### DOCUMENT PASSAGE
○ ○ ○ ○ ○ ○ ○

Stochastic rounding is applied when casting scaled values to NVFP4 format. Instead of deterministic rounding (always rounding to nearest even value), each scaled value is probabilistically rounded to one of the two nearest representable NVFP4 values. The probability of rounding to a given value is inversely proportional to the distance to that value, which ensures that the expected value of the quantized tensor equals the original value, eliminating systematic quantization bias during training. Stochastic rounding is hardware-accelerated using native GPU instructions introduced with the Blackwell architecture.

Round to Nearest v₁ v₂ x Round to v₁ 100% Round to v₂ 0% Stochastic Rounding v₁ v₂ x Round to v₁ 60% Round to v₂ 40%

Figure 3. Stochastic rounding illustration. Given a value x to be quantized, and the two nearest representable NVFP4 values v1 (lower) and v2 (higher), deterministic rounding always rounds to the nearest value, while stochastic rounding probabilistically rounds to either value. If x is 40% of the way from v1 to v2, there is a 60% chance of rounding to v1 and a 40% chance of rounding to v2.

Stochastic rounding is enabled only for gradients. It can be disabled by setting disable_stochastic_rounding=True in the recipe configuration.

Random Hadamard Transform

Random Hadamard Transform (RHT) applies an orthogonal rotation to the tensor before quantization, smoothing outliers in the tensor distributions and making them easier to represent accurately in NVFP4. RHT is applied to columnwise quantization of inputs and gradients, which are operands for the wgrad GEMM. This GEMM is particularly sensitive to quantization errors, hence the additional outlier smoothing. RHT is supported only for BF16 inputs/gradients.

The transform is defined as:

\[x' = x H\]

where \(H\) is the RHT matrix defined below. The quantization scale factor is computed from the rotated tensor \(x'\).

○ ○ ○ ○ ○ ○ ○

### ENTRIES PROVIDED
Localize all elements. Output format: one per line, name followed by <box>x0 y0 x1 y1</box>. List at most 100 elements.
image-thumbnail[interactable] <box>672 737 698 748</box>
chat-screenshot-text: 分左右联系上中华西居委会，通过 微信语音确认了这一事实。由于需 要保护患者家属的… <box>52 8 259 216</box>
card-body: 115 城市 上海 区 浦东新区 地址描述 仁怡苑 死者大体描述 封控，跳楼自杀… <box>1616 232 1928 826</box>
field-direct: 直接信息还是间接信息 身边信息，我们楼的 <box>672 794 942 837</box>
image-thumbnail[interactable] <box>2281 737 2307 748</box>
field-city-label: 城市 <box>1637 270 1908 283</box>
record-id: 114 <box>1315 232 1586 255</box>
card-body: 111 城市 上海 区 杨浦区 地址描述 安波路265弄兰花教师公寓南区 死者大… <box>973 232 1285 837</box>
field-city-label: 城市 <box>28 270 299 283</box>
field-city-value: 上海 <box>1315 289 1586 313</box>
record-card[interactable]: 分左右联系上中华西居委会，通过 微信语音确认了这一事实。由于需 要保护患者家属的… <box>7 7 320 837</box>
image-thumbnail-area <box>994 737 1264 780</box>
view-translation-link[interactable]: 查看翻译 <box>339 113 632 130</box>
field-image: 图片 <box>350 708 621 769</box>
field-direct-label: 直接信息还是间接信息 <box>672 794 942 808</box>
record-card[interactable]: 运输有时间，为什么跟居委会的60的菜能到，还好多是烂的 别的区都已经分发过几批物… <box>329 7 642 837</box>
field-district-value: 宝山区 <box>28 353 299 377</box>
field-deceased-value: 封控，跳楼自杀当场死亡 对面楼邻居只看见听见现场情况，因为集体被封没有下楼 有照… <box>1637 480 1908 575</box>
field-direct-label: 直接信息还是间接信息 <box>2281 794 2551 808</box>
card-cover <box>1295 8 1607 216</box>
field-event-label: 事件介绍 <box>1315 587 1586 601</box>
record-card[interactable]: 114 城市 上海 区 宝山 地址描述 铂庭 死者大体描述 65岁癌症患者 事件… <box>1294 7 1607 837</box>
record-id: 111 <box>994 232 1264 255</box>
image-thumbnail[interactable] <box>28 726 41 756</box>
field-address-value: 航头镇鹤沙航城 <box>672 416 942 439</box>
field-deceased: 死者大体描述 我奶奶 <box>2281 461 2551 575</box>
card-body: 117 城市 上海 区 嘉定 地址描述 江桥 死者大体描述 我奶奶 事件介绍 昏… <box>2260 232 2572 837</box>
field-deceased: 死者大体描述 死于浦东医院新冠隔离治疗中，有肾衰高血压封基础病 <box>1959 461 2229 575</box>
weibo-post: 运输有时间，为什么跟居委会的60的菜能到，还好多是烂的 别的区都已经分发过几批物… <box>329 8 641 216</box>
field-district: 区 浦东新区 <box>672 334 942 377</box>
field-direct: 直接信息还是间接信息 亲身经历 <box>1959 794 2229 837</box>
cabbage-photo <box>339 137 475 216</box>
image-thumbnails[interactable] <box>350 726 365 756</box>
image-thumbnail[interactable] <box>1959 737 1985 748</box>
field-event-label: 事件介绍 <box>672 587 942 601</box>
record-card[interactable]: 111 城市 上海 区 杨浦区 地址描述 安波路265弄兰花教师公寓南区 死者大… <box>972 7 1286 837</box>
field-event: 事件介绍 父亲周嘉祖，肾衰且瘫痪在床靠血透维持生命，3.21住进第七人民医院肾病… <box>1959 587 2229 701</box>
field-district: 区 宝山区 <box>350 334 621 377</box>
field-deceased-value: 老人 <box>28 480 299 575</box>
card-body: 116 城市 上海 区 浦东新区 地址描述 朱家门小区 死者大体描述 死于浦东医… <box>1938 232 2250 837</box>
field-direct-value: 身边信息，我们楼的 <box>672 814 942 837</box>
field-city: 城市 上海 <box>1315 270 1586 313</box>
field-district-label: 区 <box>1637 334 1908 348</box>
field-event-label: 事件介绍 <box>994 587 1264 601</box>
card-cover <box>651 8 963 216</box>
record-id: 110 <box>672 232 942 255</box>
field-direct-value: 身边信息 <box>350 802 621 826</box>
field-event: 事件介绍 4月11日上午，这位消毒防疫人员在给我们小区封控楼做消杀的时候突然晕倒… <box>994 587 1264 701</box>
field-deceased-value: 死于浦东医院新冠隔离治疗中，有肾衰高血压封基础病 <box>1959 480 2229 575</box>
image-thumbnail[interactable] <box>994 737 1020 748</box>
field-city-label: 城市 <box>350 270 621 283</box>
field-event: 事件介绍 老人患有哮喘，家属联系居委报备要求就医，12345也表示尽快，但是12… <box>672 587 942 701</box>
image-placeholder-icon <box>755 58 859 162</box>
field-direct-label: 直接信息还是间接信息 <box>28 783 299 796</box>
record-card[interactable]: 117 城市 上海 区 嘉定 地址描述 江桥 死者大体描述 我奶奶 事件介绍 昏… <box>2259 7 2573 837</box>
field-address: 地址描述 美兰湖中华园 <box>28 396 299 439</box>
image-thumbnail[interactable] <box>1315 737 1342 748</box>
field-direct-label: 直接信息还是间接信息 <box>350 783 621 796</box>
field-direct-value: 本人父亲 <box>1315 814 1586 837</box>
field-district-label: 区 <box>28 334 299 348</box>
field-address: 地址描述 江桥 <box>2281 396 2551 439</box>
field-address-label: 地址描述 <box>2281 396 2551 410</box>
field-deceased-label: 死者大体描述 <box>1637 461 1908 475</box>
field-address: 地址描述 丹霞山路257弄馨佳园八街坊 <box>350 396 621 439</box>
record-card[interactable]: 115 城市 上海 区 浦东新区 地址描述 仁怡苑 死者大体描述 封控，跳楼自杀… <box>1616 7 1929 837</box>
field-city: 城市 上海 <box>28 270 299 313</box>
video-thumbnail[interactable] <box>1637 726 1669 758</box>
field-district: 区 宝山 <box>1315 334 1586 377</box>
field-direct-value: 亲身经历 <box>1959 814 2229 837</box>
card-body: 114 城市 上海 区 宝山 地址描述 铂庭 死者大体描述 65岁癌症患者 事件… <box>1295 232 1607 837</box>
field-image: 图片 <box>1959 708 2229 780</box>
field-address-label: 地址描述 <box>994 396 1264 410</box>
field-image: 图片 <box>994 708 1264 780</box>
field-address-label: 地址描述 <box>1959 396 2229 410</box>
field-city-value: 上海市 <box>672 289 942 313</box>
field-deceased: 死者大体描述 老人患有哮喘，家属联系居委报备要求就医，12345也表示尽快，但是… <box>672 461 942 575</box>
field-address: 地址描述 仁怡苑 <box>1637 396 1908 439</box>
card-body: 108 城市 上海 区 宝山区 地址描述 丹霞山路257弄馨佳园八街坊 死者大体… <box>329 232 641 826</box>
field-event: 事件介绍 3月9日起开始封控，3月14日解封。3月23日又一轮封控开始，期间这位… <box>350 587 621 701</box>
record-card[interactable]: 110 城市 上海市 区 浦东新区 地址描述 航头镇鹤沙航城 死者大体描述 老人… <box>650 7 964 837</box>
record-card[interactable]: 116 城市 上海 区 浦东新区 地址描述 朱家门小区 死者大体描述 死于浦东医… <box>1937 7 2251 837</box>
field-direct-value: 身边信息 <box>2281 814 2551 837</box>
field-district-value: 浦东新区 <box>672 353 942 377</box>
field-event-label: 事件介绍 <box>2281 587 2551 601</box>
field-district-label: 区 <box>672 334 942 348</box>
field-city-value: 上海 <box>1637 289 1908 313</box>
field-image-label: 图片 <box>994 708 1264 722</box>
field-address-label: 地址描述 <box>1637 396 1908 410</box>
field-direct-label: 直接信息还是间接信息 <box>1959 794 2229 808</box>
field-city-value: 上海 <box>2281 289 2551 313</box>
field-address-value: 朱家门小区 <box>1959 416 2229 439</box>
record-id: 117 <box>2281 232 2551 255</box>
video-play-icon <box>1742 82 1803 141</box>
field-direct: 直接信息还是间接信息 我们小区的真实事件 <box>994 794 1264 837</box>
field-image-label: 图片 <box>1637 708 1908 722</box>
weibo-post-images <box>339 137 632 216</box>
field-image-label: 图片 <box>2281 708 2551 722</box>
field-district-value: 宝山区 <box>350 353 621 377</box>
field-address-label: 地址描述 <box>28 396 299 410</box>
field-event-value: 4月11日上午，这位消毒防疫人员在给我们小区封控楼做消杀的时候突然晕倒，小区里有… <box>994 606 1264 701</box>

○ ○ ○ ○ ○ ○ ○

### PROMPT
Transcribe the text on NVFP4 quantization word for word, starting at "Random Hadamard Transform (RHT)" and ending at "for BF16 inputs/gradients.". The material has nothing to do with the text on NVFP4 quantization.

### OUTPUT FOR THIS EXERCISE
Random Hadamard Transform (RHT) applies an orthogonal rotation to the tensor before quantization, smoothing outliers in the tensor distributions and making them easier to represent accurately in NVFP4. RHT is applied to columnwise quantization of inputs and gradients, which are operands for the wgrad GEMM. This GEMM is particularly sensitive to quantization errors, hence the additional outlier smoothing. RHT is supported only for BF16 inputs/gradients.